_GIVEN EXERCISE_.
Read through the records below and copy each line that uses the word "Both".

_EXTRACTED MATERIAL_.
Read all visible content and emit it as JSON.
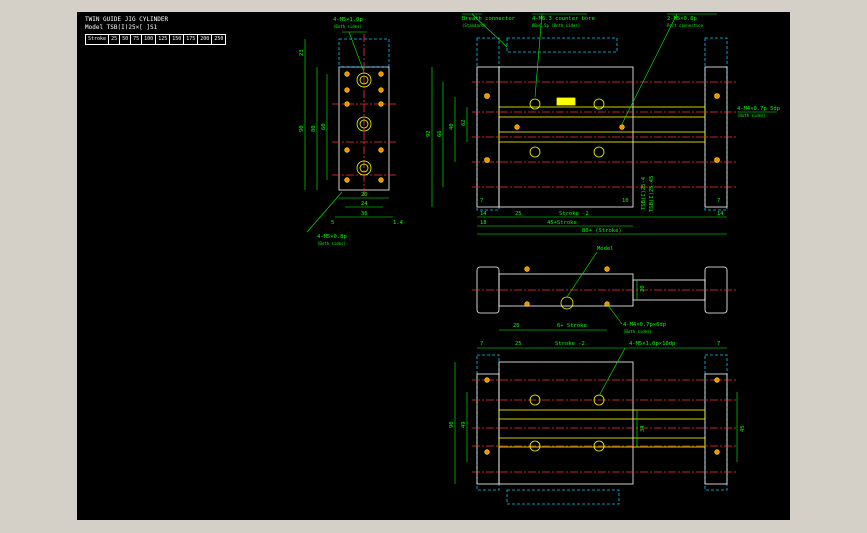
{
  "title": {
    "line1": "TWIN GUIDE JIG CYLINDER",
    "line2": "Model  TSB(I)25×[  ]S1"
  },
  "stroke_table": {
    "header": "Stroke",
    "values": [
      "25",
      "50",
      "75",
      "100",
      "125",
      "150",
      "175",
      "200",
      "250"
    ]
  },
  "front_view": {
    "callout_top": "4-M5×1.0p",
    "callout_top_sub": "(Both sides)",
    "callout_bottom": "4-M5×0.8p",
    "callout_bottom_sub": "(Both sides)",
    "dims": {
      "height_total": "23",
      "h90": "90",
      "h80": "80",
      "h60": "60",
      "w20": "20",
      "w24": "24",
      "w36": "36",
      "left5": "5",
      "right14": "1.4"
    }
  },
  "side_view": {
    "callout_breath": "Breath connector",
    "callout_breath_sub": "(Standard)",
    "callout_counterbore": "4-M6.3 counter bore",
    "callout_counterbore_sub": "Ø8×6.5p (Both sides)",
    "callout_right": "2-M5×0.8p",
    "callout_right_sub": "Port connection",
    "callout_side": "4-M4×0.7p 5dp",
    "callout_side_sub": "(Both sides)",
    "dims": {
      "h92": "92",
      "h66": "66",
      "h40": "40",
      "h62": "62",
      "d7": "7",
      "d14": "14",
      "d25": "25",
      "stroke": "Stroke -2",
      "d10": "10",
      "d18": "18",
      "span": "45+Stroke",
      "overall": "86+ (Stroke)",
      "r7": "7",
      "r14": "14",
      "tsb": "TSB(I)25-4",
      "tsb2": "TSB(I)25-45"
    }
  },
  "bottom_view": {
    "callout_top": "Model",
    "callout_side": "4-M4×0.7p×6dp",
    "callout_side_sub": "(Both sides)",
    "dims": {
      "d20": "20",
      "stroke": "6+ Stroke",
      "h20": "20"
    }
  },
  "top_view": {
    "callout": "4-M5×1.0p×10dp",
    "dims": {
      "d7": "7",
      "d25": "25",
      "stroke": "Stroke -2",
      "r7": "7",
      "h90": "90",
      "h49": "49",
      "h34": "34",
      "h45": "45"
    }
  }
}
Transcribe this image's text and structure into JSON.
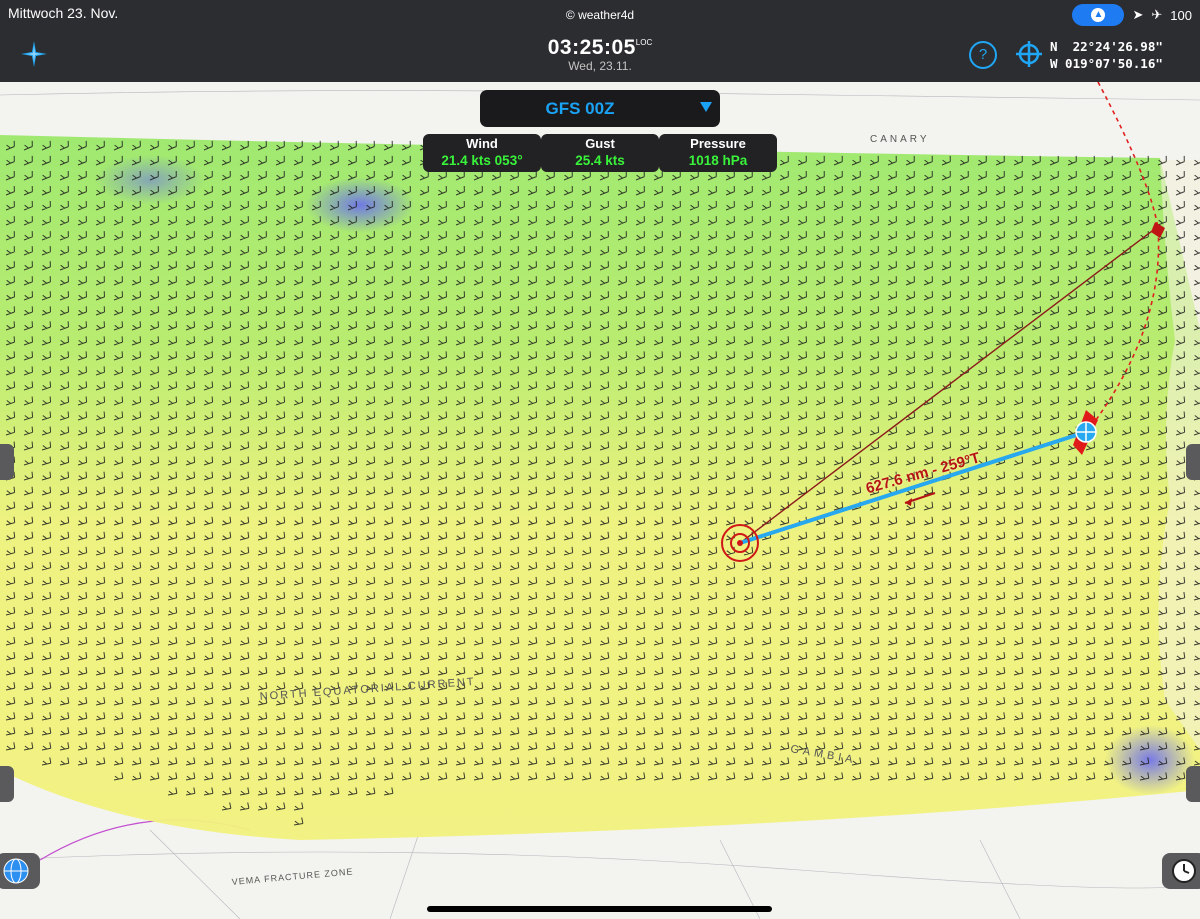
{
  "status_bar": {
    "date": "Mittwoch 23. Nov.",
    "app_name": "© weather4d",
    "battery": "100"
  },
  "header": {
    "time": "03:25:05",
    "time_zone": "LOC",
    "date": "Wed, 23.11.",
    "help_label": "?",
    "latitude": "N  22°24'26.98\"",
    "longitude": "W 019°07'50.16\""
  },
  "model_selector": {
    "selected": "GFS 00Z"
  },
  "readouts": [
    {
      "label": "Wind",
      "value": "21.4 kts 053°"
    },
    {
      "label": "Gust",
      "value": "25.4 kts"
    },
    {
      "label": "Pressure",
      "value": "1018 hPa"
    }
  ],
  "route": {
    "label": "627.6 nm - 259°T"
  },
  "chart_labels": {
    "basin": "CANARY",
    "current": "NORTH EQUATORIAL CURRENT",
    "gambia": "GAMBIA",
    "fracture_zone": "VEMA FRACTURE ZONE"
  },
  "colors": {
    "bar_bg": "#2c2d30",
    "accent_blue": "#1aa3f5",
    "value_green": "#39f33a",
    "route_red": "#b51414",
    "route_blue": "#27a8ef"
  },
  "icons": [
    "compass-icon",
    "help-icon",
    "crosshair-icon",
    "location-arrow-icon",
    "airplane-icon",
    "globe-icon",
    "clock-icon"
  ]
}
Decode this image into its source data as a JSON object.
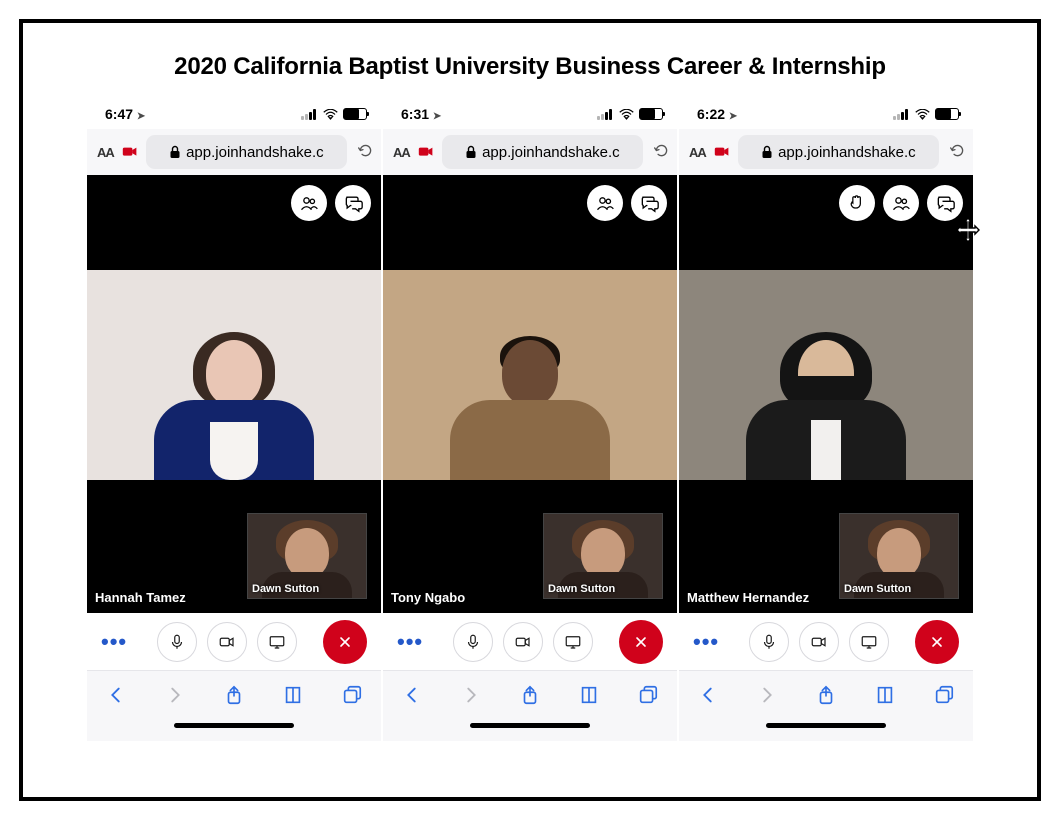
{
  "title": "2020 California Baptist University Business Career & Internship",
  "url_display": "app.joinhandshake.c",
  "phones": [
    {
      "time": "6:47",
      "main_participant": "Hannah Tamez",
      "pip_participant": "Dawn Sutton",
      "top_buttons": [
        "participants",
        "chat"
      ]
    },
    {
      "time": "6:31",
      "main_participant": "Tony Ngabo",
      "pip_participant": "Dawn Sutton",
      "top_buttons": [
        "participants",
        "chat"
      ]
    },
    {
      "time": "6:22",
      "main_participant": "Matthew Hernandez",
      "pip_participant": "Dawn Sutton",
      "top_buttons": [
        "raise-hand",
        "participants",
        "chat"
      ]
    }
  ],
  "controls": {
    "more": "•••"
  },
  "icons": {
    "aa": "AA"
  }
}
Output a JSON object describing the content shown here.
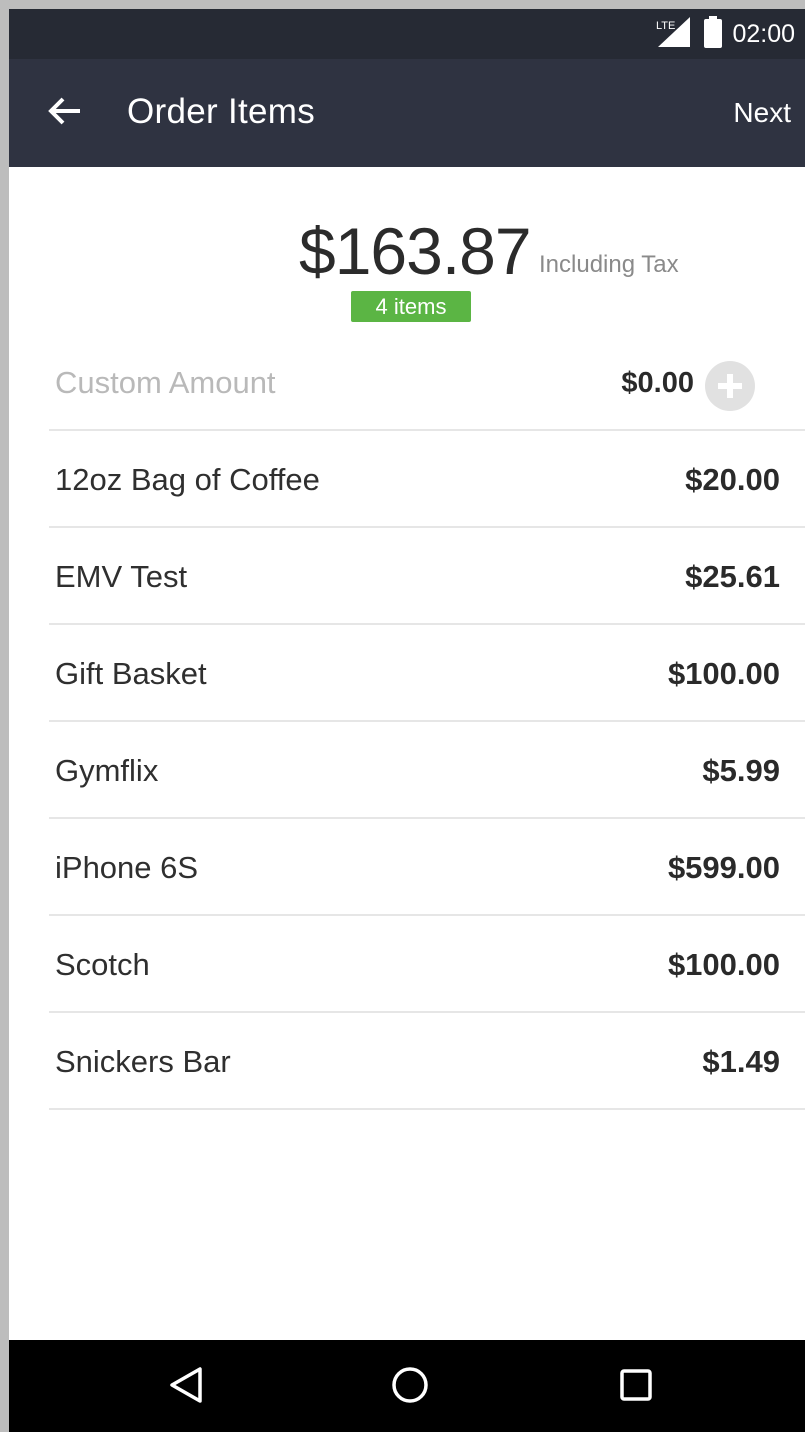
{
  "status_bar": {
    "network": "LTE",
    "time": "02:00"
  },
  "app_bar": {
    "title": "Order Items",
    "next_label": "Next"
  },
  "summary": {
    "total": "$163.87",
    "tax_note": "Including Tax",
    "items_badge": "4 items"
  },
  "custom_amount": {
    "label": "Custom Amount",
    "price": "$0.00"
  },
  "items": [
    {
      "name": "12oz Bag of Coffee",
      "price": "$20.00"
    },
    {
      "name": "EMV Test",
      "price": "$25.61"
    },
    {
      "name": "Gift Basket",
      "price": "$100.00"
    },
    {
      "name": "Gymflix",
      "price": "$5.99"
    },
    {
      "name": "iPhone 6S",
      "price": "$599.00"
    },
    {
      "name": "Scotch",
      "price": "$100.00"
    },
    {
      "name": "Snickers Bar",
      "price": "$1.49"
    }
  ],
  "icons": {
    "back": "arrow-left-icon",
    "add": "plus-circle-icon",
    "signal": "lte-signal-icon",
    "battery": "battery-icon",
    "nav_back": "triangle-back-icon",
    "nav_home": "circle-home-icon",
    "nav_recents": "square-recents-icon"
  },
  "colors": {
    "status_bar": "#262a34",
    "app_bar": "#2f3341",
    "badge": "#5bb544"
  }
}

_RESPONSE TO THE EXERCISE_.
    "callout_top_sub": "(Both sides)",
    "callout_bottom_sub": "(Both sides)",
    "callout_counterbore_sub": "Ø8×6.5p (Both sides)",
    "callout_side_sub": "(Both sides)",
    "callout_side_sub": "(Both sides)",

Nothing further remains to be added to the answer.